## TASK DETAILS:
Output only the count of lines that contain "사업으로".

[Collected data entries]

* begin *

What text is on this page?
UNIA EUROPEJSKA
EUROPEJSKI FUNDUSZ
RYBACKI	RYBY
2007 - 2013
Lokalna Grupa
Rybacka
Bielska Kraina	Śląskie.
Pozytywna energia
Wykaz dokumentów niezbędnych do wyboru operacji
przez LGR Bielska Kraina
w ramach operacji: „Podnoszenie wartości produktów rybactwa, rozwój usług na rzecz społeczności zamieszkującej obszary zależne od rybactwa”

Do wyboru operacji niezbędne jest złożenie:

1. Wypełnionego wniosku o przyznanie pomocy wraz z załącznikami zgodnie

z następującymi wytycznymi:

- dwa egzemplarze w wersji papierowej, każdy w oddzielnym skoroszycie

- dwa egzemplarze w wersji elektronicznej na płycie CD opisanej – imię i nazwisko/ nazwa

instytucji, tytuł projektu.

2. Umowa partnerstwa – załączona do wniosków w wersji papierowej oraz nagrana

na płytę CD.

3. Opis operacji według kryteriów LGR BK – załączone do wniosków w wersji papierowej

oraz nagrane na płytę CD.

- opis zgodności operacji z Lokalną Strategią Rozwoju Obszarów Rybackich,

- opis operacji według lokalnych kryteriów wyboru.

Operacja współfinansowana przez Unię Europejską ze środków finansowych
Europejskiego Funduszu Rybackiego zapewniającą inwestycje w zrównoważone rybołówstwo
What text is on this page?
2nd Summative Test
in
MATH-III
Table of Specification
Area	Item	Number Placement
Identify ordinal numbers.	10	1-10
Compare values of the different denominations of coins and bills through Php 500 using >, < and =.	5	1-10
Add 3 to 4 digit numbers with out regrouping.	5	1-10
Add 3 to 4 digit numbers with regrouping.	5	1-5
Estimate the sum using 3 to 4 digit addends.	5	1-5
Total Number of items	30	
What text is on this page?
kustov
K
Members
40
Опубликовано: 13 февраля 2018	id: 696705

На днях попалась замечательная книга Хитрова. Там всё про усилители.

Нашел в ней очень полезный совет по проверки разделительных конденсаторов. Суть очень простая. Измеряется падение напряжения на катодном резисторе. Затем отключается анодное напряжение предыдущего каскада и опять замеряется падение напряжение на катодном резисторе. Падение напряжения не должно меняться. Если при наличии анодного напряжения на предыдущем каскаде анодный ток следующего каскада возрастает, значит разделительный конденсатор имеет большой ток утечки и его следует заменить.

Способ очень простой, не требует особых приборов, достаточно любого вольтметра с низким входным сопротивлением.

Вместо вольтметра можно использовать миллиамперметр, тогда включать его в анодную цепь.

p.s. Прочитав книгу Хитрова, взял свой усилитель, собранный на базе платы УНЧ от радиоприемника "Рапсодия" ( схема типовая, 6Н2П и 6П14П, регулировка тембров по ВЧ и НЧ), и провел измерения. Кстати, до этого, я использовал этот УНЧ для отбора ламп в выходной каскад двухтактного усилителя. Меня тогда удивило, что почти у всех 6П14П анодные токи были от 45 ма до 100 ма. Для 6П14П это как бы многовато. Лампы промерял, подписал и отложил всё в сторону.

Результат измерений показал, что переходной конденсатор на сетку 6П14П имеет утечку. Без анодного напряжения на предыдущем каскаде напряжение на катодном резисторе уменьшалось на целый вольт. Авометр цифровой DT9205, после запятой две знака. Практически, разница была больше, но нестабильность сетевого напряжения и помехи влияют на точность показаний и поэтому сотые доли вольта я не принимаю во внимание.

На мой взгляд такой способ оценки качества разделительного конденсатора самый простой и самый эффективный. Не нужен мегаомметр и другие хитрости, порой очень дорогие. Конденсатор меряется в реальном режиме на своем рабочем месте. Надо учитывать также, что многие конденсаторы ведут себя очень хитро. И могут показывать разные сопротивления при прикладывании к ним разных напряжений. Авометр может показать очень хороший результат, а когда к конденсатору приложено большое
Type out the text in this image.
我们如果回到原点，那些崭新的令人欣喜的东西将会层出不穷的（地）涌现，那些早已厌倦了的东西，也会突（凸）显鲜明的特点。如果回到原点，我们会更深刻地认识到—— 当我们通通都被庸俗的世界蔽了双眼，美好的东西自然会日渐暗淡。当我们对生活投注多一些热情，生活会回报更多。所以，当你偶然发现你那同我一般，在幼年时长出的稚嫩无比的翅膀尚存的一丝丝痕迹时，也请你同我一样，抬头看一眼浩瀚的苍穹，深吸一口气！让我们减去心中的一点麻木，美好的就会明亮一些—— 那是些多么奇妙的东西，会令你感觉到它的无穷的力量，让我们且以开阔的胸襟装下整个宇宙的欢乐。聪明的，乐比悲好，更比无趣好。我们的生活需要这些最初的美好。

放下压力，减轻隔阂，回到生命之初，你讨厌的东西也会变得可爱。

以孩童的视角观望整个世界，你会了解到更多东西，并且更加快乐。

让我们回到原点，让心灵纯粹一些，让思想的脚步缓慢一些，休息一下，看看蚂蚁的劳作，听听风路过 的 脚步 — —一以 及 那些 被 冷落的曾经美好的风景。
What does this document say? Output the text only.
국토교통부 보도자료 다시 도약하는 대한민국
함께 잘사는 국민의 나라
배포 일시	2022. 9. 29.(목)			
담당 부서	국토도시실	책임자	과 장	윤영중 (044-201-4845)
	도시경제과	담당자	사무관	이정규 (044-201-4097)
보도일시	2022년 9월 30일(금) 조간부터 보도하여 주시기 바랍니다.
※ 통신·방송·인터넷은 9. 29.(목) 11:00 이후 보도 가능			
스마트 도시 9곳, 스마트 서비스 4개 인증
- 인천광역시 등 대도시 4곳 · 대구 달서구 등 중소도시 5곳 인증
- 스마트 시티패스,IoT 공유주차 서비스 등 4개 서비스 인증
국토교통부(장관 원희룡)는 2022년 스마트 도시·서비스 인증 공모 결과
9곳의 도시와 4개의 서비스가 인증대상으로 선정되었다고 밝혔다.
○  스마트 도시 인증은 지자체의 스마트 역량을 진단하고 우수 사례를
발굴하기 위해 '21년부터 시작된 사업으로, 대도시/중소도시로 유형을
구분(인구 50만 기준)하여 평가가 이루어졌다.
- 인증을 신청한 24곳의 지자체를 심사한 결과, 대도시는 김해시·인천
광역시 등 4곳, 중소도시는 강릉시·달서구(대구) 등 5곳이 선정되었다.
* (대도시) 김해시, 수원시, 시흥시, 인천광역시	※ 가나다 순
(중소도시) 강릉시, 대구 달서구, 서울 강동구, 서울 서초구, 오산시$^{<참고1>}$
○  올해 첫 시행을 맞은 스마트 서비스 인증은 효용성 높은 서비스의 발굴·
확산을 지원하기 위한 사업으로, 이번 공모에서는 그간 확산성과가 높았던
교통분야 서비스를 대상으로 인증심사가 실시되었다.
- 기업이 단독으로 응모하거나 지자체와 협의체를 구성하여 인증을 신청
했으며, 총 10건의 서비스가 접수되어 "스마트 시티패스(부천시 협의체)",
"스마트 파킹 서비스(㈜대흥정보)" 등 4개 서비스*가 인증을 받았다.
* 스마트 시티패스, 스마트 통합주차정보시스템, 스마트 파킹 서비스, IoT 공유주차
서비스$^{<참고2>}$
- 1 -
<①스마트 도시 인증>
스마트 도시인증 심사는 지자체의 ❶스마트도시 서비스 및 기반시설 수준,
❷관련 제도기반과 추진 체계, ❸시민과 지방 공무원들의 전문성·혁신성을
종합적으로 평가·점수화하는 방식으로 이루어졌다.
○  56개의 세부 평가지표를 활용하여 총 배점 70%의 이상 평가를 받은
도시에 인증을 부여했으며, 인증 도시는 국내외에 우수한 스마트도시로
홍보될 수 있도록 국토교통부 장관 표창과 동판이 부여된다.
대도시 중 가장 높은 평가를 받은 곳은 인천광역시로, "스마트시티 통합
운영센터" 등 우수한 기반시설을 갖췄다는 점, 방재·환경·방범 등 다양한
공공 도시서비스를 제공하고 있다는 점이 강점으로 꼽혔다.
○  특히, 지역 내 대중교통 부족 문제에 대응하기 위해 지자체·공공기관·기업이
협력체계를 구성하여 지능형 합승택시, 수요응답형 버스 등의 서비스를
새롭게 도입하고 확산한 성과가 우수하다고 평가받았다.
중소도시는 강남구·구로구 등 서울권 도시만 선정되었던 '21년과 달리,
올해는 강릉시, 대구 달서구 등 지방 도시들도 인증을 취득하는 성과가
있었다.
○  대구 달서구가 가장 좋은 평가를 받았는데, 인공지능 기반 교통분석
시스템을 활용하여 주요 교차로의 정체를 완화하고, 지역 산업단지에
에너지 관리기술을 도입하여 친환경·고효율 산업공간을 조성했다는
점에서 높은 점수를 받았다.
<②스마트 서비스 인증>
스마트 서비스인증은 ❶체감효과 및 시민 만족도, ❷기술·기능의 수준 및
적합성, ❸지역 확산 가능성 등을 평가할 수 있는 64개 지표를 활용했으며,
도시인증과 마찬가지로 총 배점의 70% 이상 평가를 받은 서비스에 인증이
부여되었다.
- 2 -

* end *

## ANSWER TO THIS EXERCISE:
2